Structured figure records
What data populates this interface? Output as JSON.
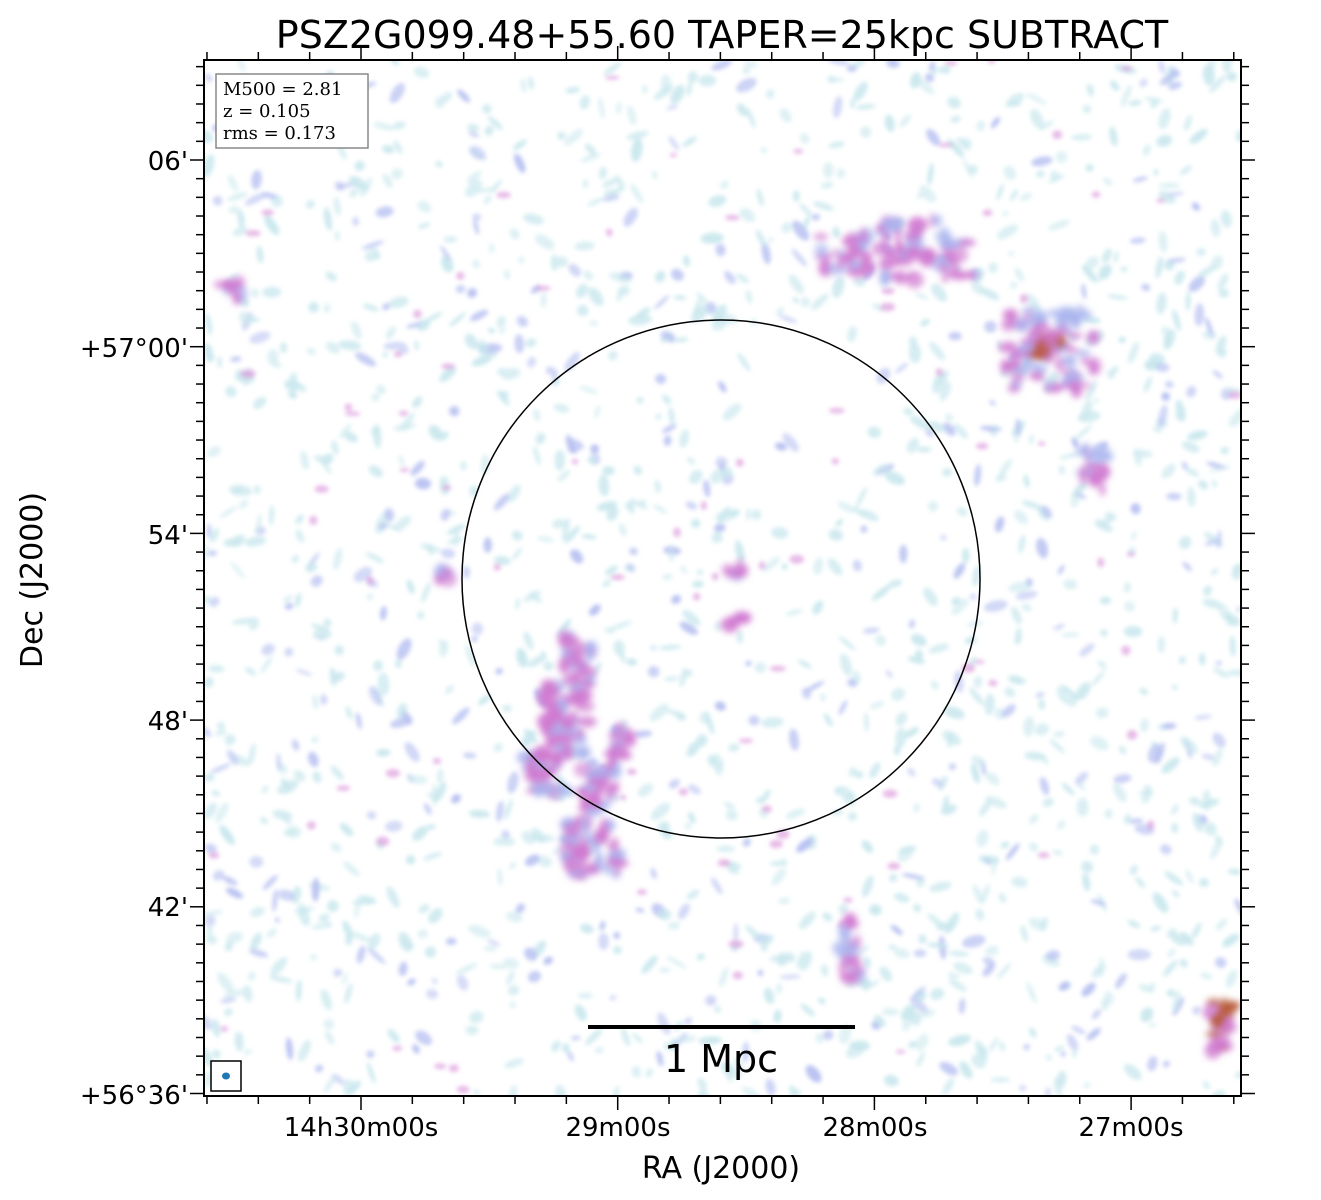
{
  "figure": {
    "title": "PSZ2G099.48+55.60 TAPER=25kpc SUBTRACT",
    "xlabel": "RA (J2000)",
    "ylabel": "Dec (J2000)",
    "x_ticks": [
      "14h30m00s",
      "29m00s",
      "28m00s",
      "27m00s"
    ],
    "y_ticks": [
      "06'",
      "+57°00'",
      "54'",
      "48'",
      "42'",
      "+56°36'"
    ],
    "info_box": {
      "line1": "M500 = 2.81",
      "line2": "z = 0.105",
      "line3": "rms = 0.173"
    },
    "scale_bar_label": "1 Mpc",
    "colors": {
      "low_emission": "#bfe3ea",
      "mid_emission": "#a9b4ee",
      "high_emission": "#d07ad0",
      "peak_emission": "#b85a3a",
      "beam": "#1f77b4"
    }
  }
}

...

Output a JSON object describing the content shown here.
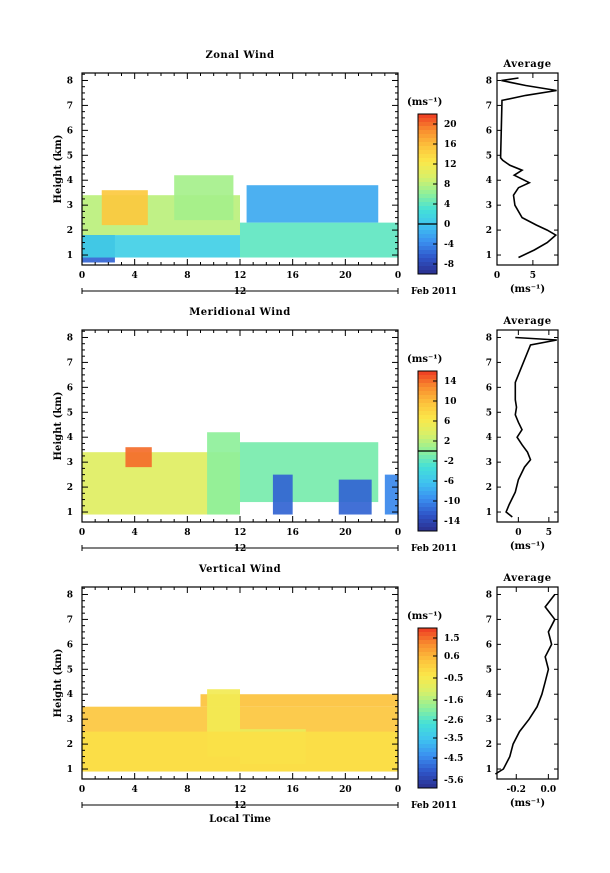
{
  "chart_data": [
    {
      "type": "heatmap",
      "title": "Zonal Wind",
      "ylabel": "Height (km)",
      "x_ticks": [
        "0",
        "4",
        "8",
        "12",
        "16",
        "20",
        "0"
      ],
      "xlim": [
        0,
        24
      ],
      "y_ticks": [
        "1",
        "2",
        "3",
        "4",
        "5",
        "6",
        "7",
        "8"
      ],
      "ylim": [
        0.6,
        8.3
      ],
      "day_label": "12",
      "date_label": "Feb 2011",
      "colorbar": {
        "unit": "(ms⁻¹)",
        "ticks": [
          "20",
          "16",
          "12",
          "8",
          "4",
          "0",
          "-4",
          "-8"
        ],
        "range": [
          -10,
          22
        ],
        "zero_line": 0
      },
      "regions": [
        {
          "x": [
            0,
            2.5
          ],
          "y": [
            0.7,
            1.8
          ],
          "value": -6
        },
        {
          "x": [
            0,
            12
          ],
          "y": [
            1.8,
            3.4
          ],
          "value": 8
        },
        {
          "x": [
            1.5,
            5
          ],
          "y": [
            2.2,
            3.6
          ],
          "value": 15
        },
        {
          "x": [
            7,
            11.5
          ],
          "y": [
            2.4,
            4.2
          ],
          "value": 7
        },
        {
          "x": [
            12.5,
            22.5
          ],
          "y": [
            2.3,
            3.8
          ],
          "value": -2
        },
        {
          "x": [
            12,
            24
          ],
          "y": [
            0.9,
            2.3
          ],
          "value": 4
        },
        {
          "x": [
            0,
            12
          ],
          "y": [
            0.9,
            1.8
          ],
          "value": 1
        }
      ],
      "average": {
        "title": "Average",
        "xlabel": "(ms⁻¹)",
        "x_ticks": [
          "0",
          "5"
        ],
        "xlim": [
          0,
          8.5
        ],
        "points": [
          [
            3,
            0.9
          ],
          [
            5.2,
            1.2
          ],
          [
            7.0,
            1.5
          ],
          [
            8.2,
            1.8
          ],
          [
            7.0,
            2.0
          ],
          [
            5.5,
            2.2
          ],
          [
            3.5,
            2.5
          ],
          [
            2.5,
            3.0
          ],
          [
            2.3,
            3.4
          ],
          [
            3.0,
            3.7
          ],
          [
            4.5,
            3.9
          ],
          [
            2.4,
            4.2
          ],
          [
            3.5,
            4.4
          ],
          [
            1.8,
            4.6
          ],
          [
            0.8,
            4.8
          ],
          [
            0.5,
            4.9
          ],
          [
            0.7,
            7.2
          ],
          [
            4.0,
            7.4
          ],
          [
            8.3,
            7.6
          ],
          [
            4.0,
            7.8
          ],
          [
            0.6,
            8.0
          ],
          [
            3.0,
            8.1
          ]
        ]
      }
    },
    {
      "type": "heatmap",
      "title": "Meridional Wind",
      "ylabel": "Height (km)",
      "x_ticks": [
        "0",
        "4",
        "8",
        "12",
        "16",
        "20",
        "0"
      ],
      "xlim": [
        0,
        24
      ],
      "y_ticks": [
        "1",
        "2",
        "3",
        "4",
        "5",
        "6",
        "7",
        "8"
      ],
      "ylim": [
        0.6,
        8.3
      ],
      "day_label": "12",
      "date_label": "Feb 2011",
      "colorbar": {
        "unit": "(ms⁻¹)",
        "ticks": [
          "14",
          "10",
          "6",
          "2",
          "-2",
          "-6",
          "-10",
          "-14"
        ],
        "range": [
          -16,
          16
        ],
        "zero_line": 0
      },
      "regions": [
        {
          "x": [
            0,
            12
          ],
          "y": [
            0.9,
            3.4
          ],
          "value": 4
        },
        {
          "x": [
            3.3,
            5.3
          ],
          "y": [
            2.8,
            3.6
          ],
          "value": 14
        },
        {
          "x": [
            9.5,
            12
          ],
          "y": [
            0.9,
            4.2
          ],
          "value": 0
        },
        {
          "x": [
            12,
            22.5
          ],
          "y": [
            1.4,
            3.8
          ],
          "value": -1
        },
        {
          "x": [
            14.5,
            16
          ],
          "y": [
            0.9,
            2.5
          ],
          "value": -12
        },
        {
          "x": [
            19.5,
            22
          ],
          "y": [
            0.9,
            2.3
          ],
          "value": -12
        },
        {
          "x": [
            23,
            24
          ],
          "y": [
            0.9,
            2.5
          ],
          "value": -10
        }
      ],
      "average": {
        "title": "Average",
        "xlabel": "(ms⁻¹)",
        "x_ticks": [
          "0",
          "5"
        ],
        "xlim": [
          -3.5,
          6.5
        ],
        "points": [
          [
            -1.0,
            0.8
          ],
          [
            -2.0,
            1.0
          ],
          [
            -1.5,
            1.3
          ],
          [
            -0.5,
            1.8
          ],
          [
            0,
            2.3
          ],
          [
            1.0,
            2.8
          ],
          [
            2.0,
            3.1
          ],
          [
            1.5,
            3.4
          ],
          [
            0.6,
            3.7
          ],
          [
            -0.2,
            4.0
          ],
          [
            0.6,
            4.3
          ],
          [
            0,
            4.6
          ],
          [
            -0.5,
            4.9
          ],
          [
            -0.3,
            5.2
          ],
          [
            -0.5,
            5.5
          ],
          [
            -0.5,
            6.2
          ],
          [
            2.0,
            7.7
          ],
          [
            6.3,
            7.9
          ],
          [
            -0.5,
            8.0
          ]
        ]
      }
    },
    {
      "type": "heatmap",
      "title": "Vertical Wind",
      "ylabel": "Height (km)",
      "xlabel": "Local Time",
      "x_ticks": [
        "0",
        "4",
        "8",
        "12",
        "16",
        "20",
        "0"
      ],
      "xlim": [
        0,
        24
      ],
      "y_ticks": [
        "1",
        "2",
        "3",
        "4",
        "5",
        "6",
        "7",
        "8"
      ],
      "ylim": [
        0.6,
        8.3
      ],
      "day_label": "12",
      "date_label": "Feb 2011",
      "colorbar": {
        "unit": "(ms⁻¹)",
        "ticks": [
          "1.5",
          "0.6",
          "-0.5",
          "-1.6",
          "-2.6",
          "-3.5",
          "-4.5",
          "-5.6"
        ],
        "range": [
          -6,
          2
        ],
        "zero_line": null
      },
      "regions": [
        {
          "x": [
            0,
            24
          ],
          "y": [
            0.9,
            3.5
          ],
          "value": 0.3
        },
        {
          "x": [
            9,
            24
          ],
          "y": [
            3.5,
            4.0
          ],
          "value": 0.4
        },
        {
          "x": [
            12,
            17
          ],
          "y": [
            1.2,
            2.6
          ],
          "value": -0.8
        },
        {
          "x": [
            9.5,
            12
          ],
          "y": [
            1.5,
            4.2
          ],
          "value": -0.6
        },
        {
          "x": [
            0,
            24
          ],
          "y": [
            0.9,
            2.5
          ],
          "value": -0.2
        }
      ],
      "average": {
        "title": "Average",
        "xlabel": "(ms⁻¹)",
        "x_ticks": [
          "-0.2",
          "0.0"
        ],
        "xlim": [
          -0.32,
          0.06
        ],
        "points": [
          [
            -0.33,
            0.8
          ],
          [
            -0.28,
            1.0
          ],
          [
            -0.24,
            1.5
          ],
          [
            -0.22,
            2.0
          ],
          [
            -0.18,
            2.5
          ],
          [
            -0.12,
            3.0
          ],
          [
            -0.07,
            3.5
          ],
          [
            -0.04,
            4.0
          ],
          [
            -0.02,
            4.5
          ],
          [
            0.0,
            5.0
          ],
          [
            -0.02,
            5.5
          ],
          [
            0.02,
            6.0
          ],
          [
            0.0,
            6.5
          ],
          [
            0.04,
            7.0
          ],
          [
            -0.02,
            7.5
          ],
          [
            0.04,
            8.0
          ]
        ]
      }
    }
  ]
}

* * *

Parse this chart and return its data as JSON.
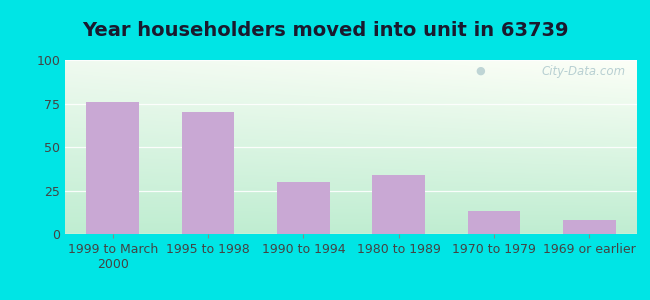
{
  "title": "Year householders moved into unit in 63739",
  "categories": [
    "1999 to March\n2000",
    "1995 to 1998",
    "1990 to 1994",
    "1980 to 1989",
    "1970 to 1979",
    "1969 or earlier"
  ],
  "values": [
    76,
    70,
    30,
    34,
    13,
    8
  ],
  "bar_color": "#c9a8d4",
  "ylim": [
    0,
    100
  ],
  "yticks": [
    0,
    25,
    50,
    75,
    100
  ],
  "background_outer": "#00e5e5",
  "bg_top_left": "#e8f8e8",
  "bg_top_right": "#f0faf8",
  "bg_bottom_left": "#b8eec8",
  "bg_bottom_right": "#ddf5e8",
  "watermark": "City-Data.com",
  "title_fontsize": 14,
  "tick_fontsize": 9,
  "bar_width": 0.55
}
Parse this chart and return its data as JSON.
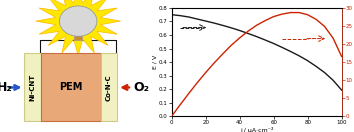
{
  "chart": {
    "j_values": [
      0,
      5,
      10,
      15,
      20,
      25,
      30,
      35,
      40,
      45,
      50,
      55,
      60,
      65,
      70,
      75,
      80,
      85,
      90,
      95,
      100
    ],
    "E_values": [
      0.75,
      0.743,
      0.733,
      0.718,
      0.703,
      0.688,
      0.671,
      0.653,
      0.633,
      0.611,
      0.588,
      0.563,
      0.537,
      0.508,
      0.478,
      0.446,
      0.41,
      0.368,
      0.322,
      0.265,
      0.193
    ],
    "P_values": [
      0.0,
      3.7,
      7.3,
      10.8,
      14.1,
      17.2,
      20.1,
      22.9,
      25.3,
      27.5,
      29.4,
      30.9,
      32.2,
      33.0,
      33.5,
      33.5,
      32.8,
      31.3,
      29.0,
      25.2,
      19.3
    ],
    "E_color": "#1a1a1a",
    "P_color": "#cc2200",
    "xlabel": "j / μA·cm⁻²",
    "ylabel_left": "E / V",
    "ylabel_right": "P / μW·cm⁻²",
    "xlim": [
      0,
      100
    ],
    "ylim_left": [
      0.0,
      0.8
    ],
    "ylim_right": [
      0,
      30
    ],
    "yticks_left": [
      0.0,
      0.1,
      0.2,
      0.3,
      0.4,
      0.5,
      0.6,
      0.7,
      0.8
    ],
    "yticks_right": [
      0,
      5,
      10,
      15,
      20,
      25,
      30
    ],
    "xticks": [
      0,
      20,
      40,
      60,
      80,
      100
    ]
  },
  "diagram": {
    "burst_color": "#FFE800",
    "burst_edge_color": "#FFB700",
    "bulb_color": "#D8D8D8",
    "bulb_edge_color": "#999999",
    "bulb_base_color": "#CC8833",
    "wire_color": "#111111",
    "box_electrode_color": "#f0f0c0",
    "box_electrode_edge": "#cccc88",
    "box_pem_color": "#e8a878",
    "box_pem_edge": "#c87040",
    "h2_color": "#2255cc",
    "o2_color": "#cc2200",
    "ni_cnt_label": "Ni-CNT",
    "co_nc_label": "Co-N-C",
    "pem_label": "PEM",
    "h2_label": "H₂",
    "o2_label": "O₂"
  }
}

| Short exercise |
Identify each line in the entries with the word "Output" and copy it.

| Solution for this task |
What data populates this interface? Output as JSON.
Output a JSON object describing the content shown here.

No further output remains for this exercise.